— Start of LISTING —

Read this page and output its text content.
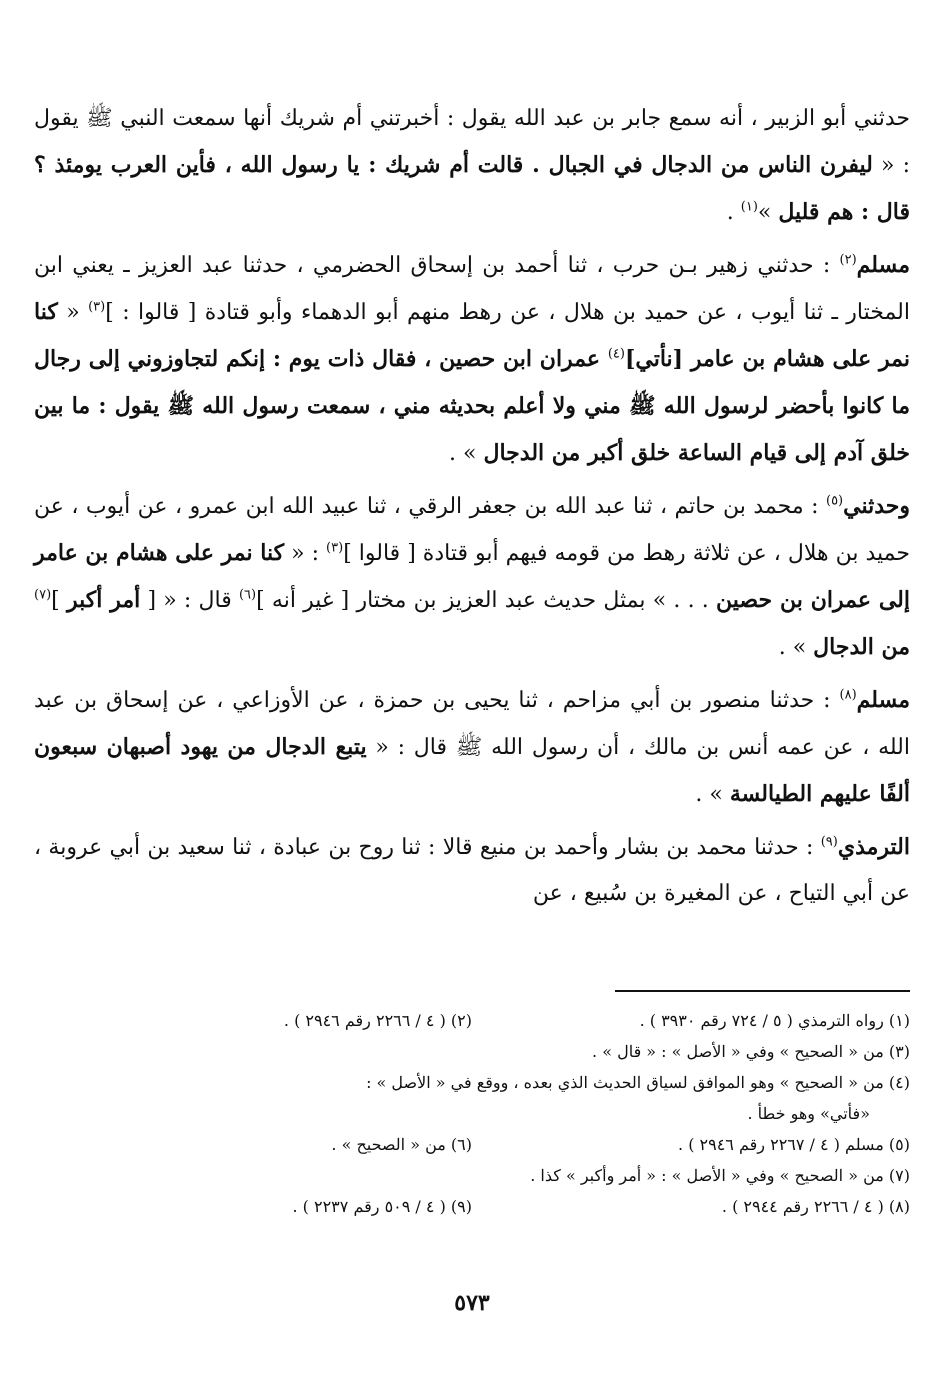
حدثني أبو الزبير ، أنه سمع جابر بن عبد الله يقول : أخبرتني أم شريك أنها سمعت النبي ﷺ يقول : « ليفرن الناس من الدجال في الجبال . قالت أم شريك : يا رسول الله ، فأين العرب يومئذ ؟ قال : هم قليل »$^{(١)}$ .

مسلم$^{(٢)}$ : حدثني زهير بـن حرب ، ثنا أحمد بن إسحاق الحضرمي ، حدثنا عبد العزيز ـ يعني ابن المختار ـ ثنا أيوب ، عن حميد بن هلال ، عن رهط منهم أبو الدهماء وأبو قتادة [ قالوا : ]$^{(٣)}$ « كنا نمر على هشام بن عامر [نأتي]$^{(٤)}$ عمران ابن حصين ، فقال ذات يوم : إنكم لتجاوزوني إلى رجال ما كانوا بأحضر لرسول الله ﷺ مني ولا أعلم بحديثه مني ، سمعت رسول الله ﷺ يقول : ما بين خلق آدم إلى قيام الساعة خلق أكبر من الدجال » .

وحدثني$^{(٥)}$ : محمد بن حاتم ، ثنا عبد الله بن جعفر الرقي ، ثنا عبيد الله ابن عمرو ، عن أيوب ، عن حميد بن هلال ، عن ثلاثة رهط من قومه فيهم أبو قتادة [ قالوا ]$^{(٣)}$ : « كنا نمر على هشام بن عامر إلى عمران بن حصين . . . » بمثل حديث عبد العزيز بن مختار [ غير أنه ]$^{(٦)}$ قال : « [ أمر أكبر ]$^{(٧)}$ من الدجال » .

مسلم$^{(٨)}$ : حدثنا منصور بن أبي مزاحم ، ثنا يحيى بن حمزة ، عن الأوزاعي ، عن إسحاق بن عبد الله ، عن عمه أنس بن مالك ، أن رسول الله ﷺ قال : « يتبع الدجال من يهود أصبهان سبعون ألفًا عليهم الطيالسة » .

الترمذي$^{(٩)}$ : حدثنا محمد بن بشار وأحمد بن منيع قالا : ثنا روح بن عبادة ، ثنا سعيد بن أبي عروبة ، عن أبي التياح ، عن المغيرة بن سُبيع ، عن

(١) رواه الترمذي ( ٥ / ٧٢٤ رقم ٣٩٣٠ ) .
(٢) ( ٤ / ٢٢٦٦ رقم ٢٩٤٦ ) .
(٣) من « الصحيح » وفي « الأصل » : « قال » .
(٤) من « الصحيح » وهو الموافق لسياق الحديث الذي بعده ، ووقع في « الأصل » :
«فأتي» وهو خطأ .
(٥) مسلم ( ٤ / ٢٢٦٧ رقم ٢٩٤٦ ) .
(٦) من « الصحيح » .
(٧) من « الصحيح » وفي « الأصل » : « أمر وأكبر » كذا .
(٨) ( ٤ / ٢٢٦٦ رقم ٢٩٤٤ ) .
(٩) ( ٤ / ٥٠٩ رقم ٢٢٣٧ ) .
٥٧٣
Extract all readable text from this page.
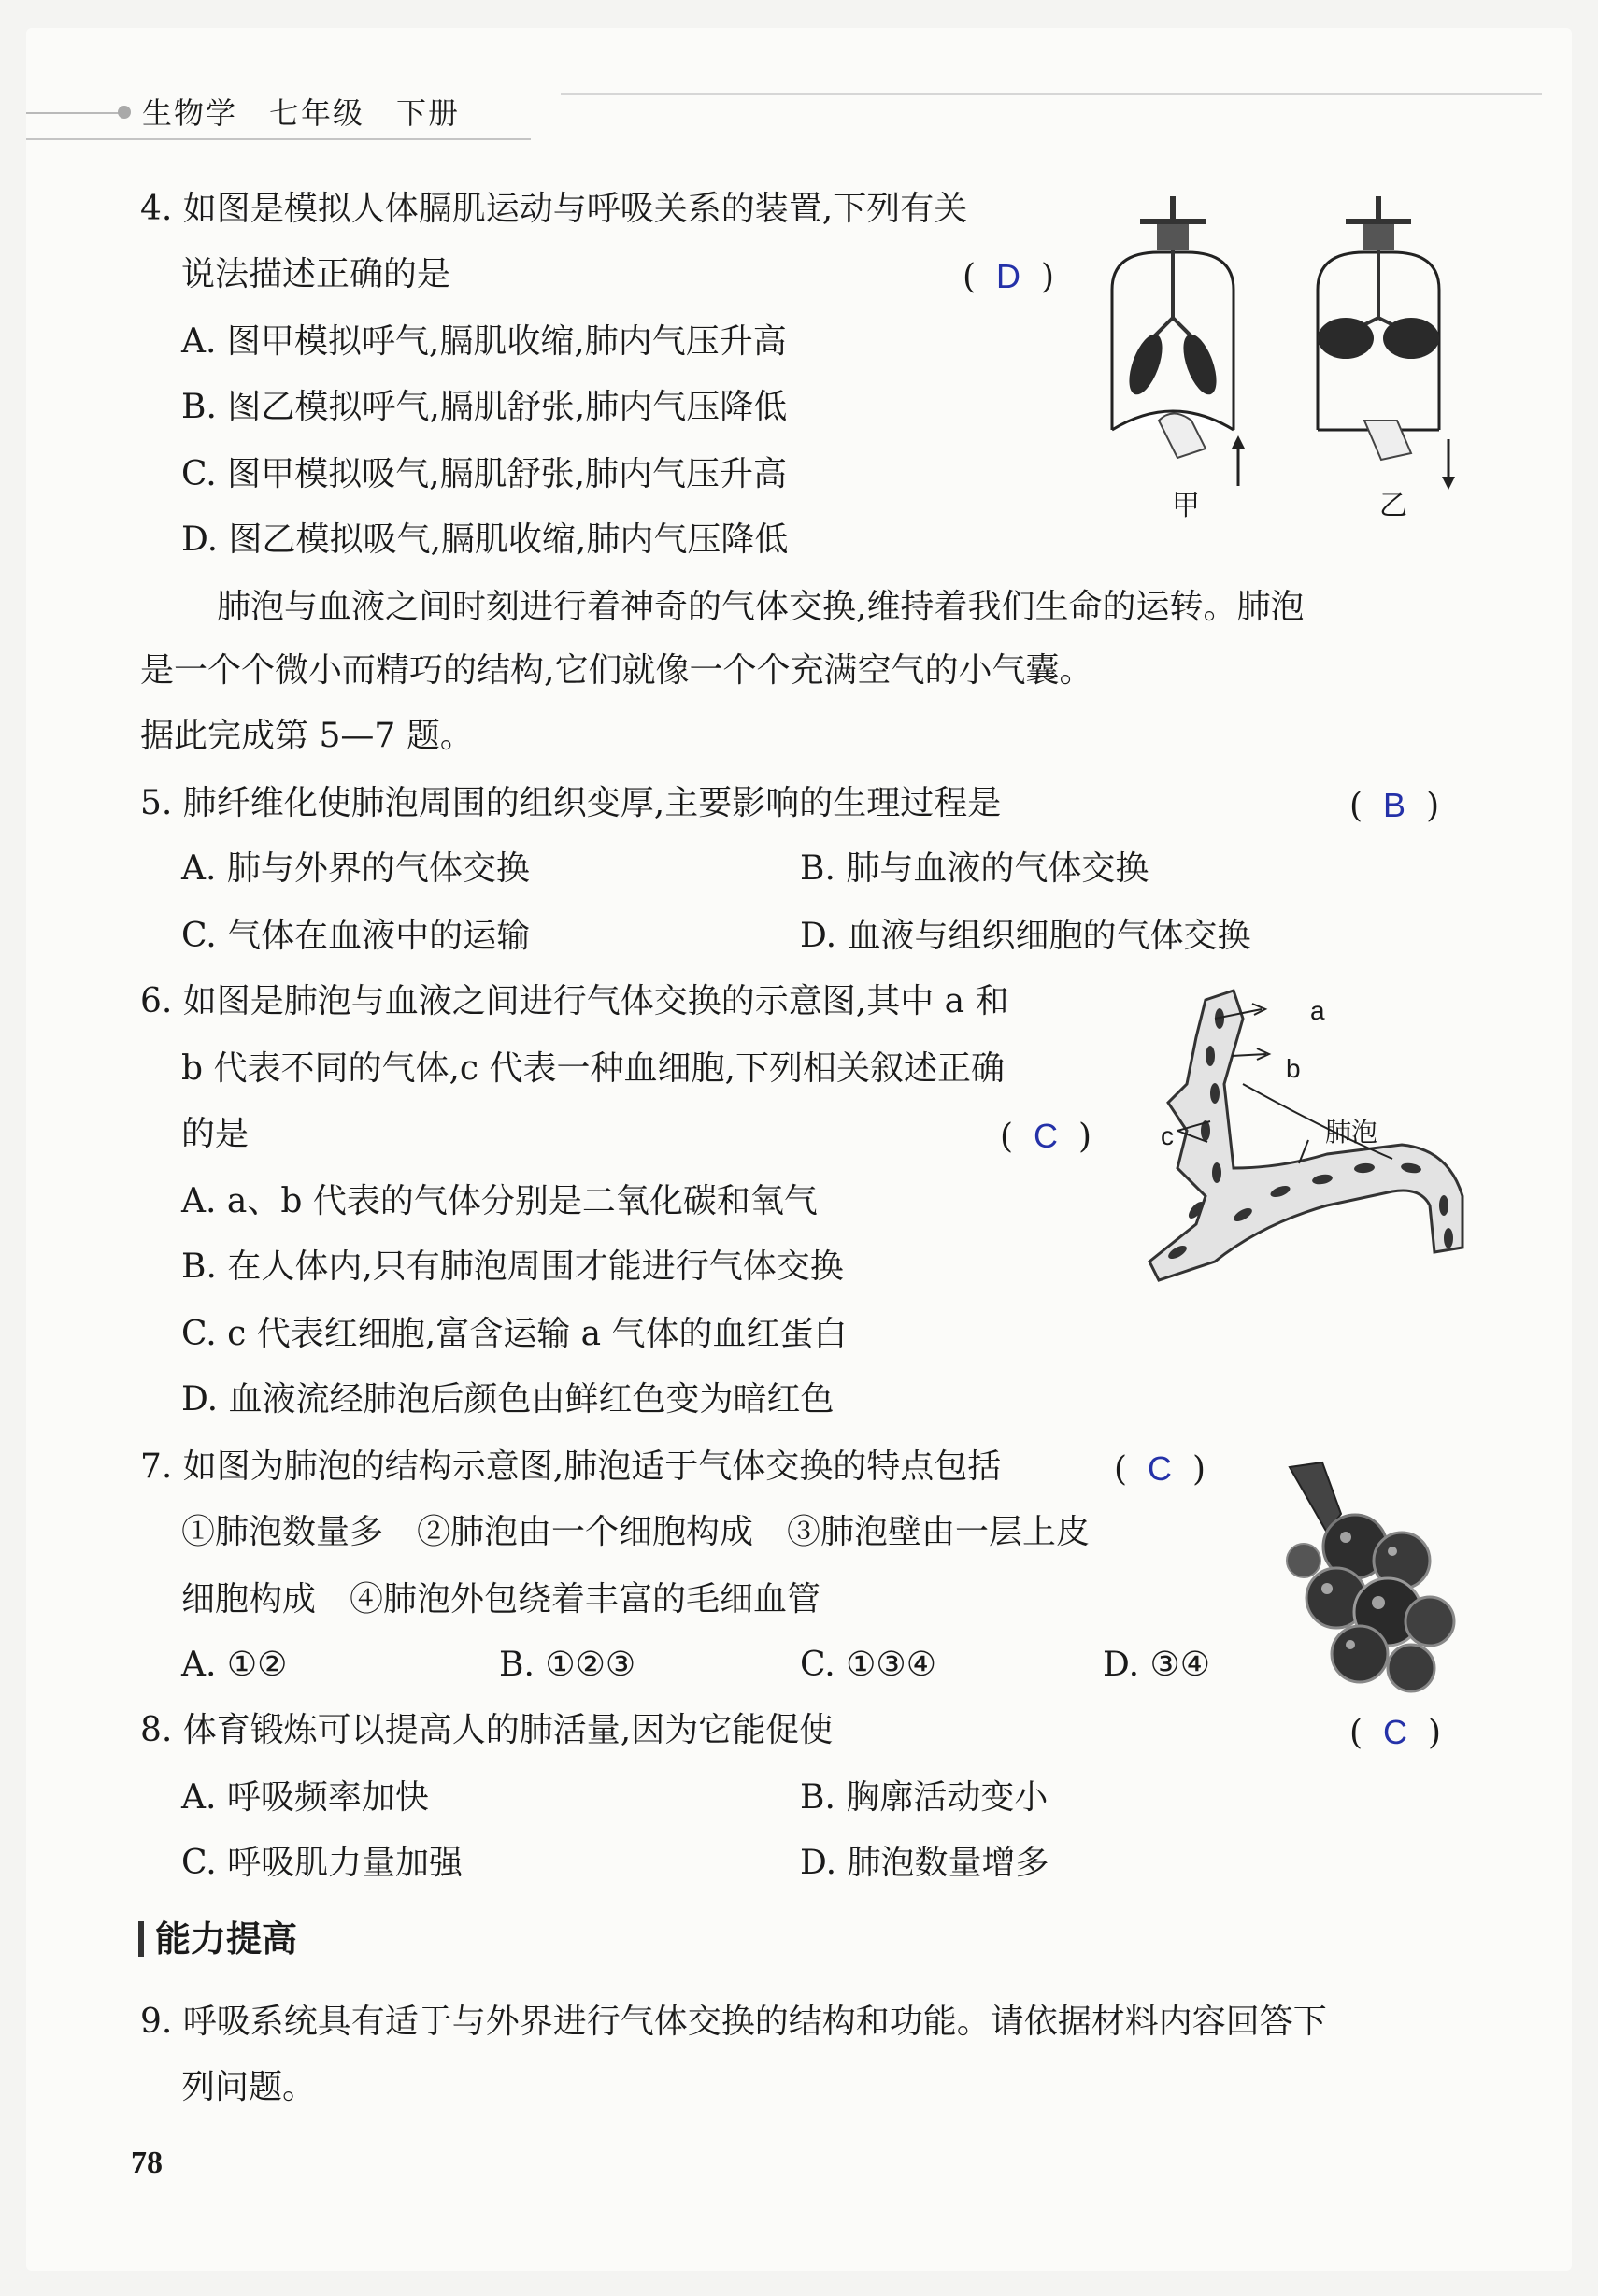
生物学　七年级　下册
4. 如图是模拟人体膈肌运动与呼吸关系的装置,下列有关
说法描述正确的是	( D )
A. 图甲模拟呼气,膈肌收缩,肺内气压升高
B. 图乙模拟呼气,膈肌舒张,肺内气压降低
C. 图甲模拟吸气,膈肌舒张,肺内气压升高
D. 图乙模拟吸气,膈肌收缩,肺内气压降低
甲	乙
肺泡与血液之间时刻进行着神奇的气体交换,维持着我们生命的运转。肺泡
是一个个微小而精巧的结构,它们就像一个个充满空气的小气囊。
据此完成第 5—7 题。
5. 肺纤维化使肺泡周围的组织变厚,主要影响的生理过程是	( B )
A. 肺与外界的气体交换	B. 肺与血液的气体交换
C. 气体在血液中的运输	D. 血液与组织细胞的气体交换
6. 如图是肺泡与血液之间进行气体交换的示意图,其中 a 和
b 代表不同的气体,c 代表一种血细胞,下列相关叙述正确
的是	( C )
A. a、b 代表的气体分别是二氧化碳和氧气
B. 在人体内,只有肺泡周围才能进行气体交换
C. c 代表红细胞,富含运输 a 气体的血红蛋白
D. 血液流经肺泡后颜色由鲜红色变为暗红色
a
b
c	肺泡
7. 如图为肺泡的结构示意图,肺泡适于气体交换的特点包括	( C )
①肺泡数量多　②肺泡由一个细胞构成　③肺泡壁由一层上皮
细胞构成　④肺泡外包绕着丰富的毛细血管
A. ①②	B. ①②③	C. ①③④	D. ③④
8. 体育锻炼可以提高人的肺活量,因为它能促使	( C )
A. 呼吸频率加快	B. 胸廓活动变小
C. 呼吸肌力量加强	D. 肺泡数量增多
能力提高
9. 呼吸系统具有适于与外界进行气体交换的结构和功能。请依据材料内容回答下
列问题。
78
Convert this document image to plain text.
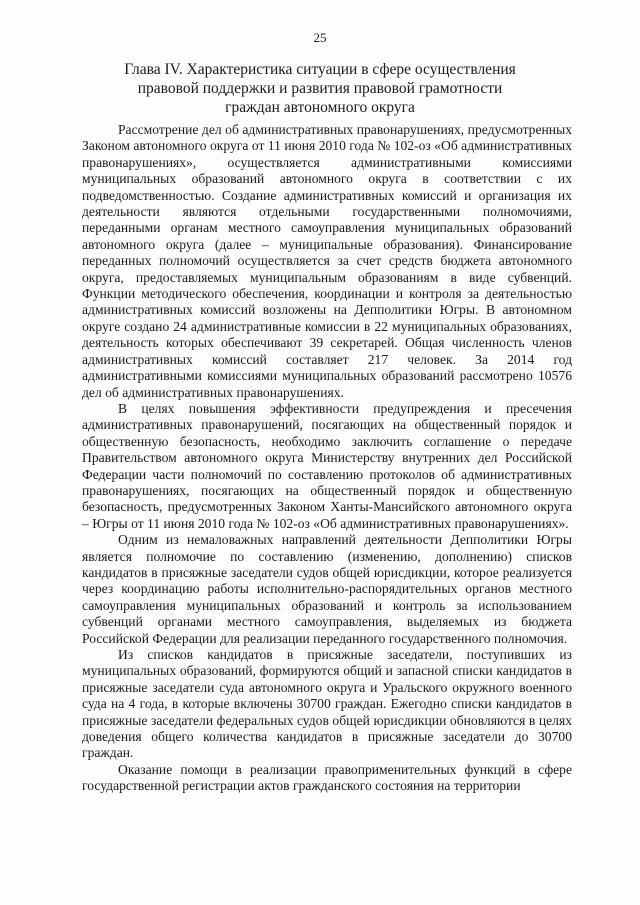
25
Глава IV. Характеристика ситуации в сфере осуществления
правовой поддержки и развития правовой грамотности
граждан автономного округа

Рассмотрение дел об административных правонарушениях, предусмотренных Законом автономного округа от 11 июня 2010 года № 102-оз «Об административных правонарушениях», осуществляется административными комиссиями муниципальных образований автономного округа в соответствии с их подведомственностью. Создание административных комиссий и организация их деятельности являются отдельными государственными полномочиями, переданными органам местного самоуправления муниципальных образований автономного округа (далее – муниципальные образования). Финансирование переданных полномочий осуществляется за счет средств бюджета автономного округа, предоставляемых муниципальным образованиям в виде субвенций. Функции методического обеспечения, координации и контроля за деятельностью административных комиссий возложены на Депполитики Югры. В автономном округе создано 24 административные комиссии в 22 муниципальных образованиях, деятельность которых обеспечивают 39 секретарей. Общая численность членов административных комиссий составляет 217 человек. За 2014 год административными комиссиями муниципальных образований рассмотрено 10576 дел об административных правонарушениях.

В целях повышения эффективности предупреждения и пресечения административных правонарушений, посягающих на общественный порядок и общественную безопасность, необходимо заключить соглашение о передаче Правительством автономного округа Министерству внутренних дел Российской Федерации части полномочий по составлению протоколов об административных правонарушениях, посягающих на общественный порядок и общественную безопасность, предусмотренных Законом Ханты-Мансийского автономного округа – Югры от 11 июня 2010 года № 102-оз «Об административных правонарушениях».

Одним из немаловажных направлений деятельности Депполитики Югры является полномочие по составлению (изменению, дополнению) списков кандидатов в присяжные заседатели судов общей юрисдикции, которое реализуется через координацию работы исполнительно-распорядительных органов местного самоуправления муниципальных образований и контроль за использованием субвенций органами местного самоуправления, выделяемых из бюджета Российской Федерации для реализации переданного государственного полномочия.

Из списков кандидатов в присяжные заседатели, поступивших из муниципальных образований, формируются общий и запасной списки кандидатов в присяжные заседатели суда автономного округа и Уральского окружного военного суда на 4 года, в которые включены 30700 граждан. Ежегодно списки кандидатов в присяжные заседатели федеральных судов общей юрисдикции обновляются в целях доведения общего количества кандидатов в присяжные заседатели до 30700 граждан.

Оказание помощи в реализации правоприменительных функций в сфере государственной регистрации актов гражданского состояния на территории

— End of LISTING —

Leaving all pictures aside, quote each record exactly.

→ **TASK RESULT**:
Read this page and output its text content.
حدثني أبو الزبير ، أنه سمع جابر بن عبد الله يقول : أخبرتني أم شريك أنها سمعت النبي ﷺ يقول : « ليفرن الناس من الدجال في الجبال . قالت أم شريك : يا رسول الله ، فأين العرب يومئذ ؟ قال : هم قليل »$^{(١)}$ .

مسلم$^{(٢)}$ : حدثني زهير بـن حرب ، ثنا أحمد بن إسحاق الحضرمي ، حدثنا عبد العزيز ـ يعني ابن المختار ـ ثنا أيوب ، عن حميد بن هلال ، عن رهط منهم أبو الدهماء وأبو قتادة [ قالوا : ]$^{(٣)}$ « كنا نمر على هشام بن عامر [نأتي]$^{(٤)}$ عمران ابن حصين ، فقال ذات يوم : إنكم لتجاوزوني إلى رجال ما كانوا بأحضر لرسول الله ﷺ مني ولا أعلم بحديثه مني ، سمعت رسول الله ﷺ يقول : ما بين خلق آدم إلى قيام الساعة خلق أكبر من الدجال » .

وحدثني$^{(٥)}$ : محمد بن حاتم ، ثنا عبد الله بن جعفر الرقي ، ثنا عبيد الله ابن عمرو ، عن أيوب ، عن حميد بن هلال ، عن ثلاثة رهط من قومه فيهم أبو قتادة [ قالوا ]$^{(٣)}$ : « كنا نمر على هشام بن عامر إلى عمران بن حصين . . . » بمثل حديث عبد العزيز بن مختار [ غير أنه ]$^{(٦)}$ قال : « [ أمر أكبر ]$^{(٧)}$ من الدجال » .

مسلم$^{(٨)}$ : حدثنا منصور بن أبي مزاحم ، ثنا يحيى بن حمزة ، عن الأوزاعي ، عن إسحاق بن عبد الله ، عن عمه أنس بن مالك ، أن رسول الله ﷺ قال : « يتبع الدجال من يهود أصبهان سبعون ألفًا عليهم الطيالسة » .

الترمذي$^{(٩)}$ : حدثنا محمد بن بشار وأحمد بن منيع قالا : ثنا روح بن عبادة ، ثنا سعيد بن أبي عروبة ، عن أبي التياح ، عن المغيرة بن سُبيع ، عن

(١) رواه الترمذي ( ٥ / ٧٢٤ رقم ٣٩٣٠ ) .
(٢) ( ٤ / ٢٢٦٦ رقم ٢٩٤٦ ) .
(٣) من « الصحيح » وفي « الأصل » : « قال » .
(٤) من « الصحيح » وهو الموافق لسياق الحديث الذي بعده ، ووقع في « الأصل » :
«فأتي» وهو خطأ .
(٥) مسلم ( ٤ / ٢٢٦٧ رقم ٢٩٤٦ ) .
(٦) من « الصحيح » .
(٧) من « الصحيح » وفي « الأصل » : « أمر وأكبر » كذا .
(٨) ( ٤ / ٢٢٦٦ رقم ٢٩٤٤ ) .
(٩) ( ٤ / ٥٠٩ رقم ٢٢٣٧ ) .
٥٧٣
Extract all readable text from this page.
生物学　七年级　下册
4. 如图是模拟人体膈肌运动与呼吸关系的装置,下列有关
说法描述正确的是	( D )
A. 图甲模拟呼气,膈肌收缩,肺内气压升高
B. 图乙模拟呼气,膈肌舒张,肺内气压降低
C. 图甲模拟吸气,膈肌舒张,肺内气压升高
D. 图乙模拟吸气,膈肌收缩,肺内气压降低
甲	乙
肺泡与血液之间时刻进行着神奇的气体交换,维持着我们生命的运转。肺泡
是一个个微小而精巧的结构,它们就像一个个充满空气的小气囊。
据此完成第 5—7 题。
5. 肺纤维化使肺泡周围的组织变厚,主要影响的生理过程是	( B )
A. 肺与外界的气体交换	B. 肺与血液的气体交换
C. 气体在血液中的运输	D. 血液与组织细胞的气体交换
6. 如图是肺泡与血液之间进行气体交换的示意图,其中 a 和
b 代表不同的气体,c 代表一种血细胞,下列相关叙述正确
的是	( C )
A. a、b 代表的气体分别是二氧化碳和氧气
B. 在人体内,只有肺泡周围才能进行气体交换
C. c 代表红细胞,富含运输 a 气体的血红蛋白
D. 血液流经肺泡后颜色由鲜红色变为暗红色
a
b
c	肺泡
7. 如图为肺泡的结构示意图,肺泡适于气体交换的特点包括	( C )
①肺泡数量多　②肺泡由一个细胞构成　③肺泡壁由一层上皮
细胞构成　④肺泡外包绕着丰富的毛细血管
A. ①②	B. ①②③	C. ①③④	D. ③④
8. 体育锻炼可以提高人的肺活量,因为它能促使	( C )
A. 呼吸频率加快	B. 胸廓活动变小
C. 呼吸肌力量加强	D. 肺泡数量增多
能力提高
9. 呼吸系统具有适于与外界进行气体交换的结构和功能。请依据材料内容回答下
列问题。
78
Convert this document image to plain text.
25
Глава IV. Характеристика ситуации в сфере осуществления
правовой поддержки и развития правовой грамотности
граждан автономного округа

Рассмотрение дел об административных правонарушениях, предусмотренных Законом автономного округа от 11 июня 2010 года № 102-оз «Об административных правонарушениях», осуществляется административными комиссиями муниципальных образований автономного округа в соответствии с их подведомственностью. Создание административных комиссий и организация их деятельности являются отдельными государственными полномочиями, переданными органам местного самоуправления муниципальных образований автономного округа (далее – муниципальные образования). Финансирование переданных полномочий осуществляется за счет средств бюджета автономного округа, предоставляемых муниципальным образованиям в виде субвенций. Функции методического обеспечения, координации и контроля за деятельностью административных комиссий возложены на Депполитики Югры. В автономном округе создано 24 административные комиссии в 22 муниципальных образованиях, деятельность которых обеспечивают 39 секретарей. Общая численность членов административных комиссий составляет 217 человек. За 2014 год административными комиссиями муниципальных образований рассмотрено 10576 дел об административных правонарушениях.

В целях повышения эффективности предупреждения и пресечения административных правонарушений, посягающих на общественный порядок и общественную безопасность, необходимо заключить соглашение о передаче Правительством автономного округа Министерству внутренних дел Российской Федерации части полномочий по составлению протоколов об административных правонарушениях, посягающих на общественный порядок и общественную безопасность, предусмотренных Законом Ханты-Мансийского автономного округа – Югры от 11 июня 2010 года № 102-оз «Об административных правонарушениях».

Одним из немаловажных направлений деятельности Депполитики Югры является полномочие по составлению (изменению, дополнению) списков кандидатов в присяжные заседатели судов общей юрисдикции, которое реализуется через координацию работы исполнительно-распорядительных органов местного самоуправления муниципальных образований и контроль за использованием субвенций органами местного самоуправления, выделяемых из бюджета Российской Федерации для реализации переданного государственного полномочия.

Из списков кандидатов в присяжные заседатели, поступивших из муниципальных образований, формируются общий и запасной списки кандидатов в присяжные заседатели суда автономного округа и Уральского окружного военного суда на 4 года, в которые включены 30700 граждан. Ежегодно списки кандидатов в присяжные заседатели федеральных судов общей юрисдикции обновляются в целях доведения общего количества кандидатов в присяжные заседатели до 30700 граждан.

Оказание помощи в реализации правоприменительных функций в сфере государственной регистрации актов гражданского состояния на территории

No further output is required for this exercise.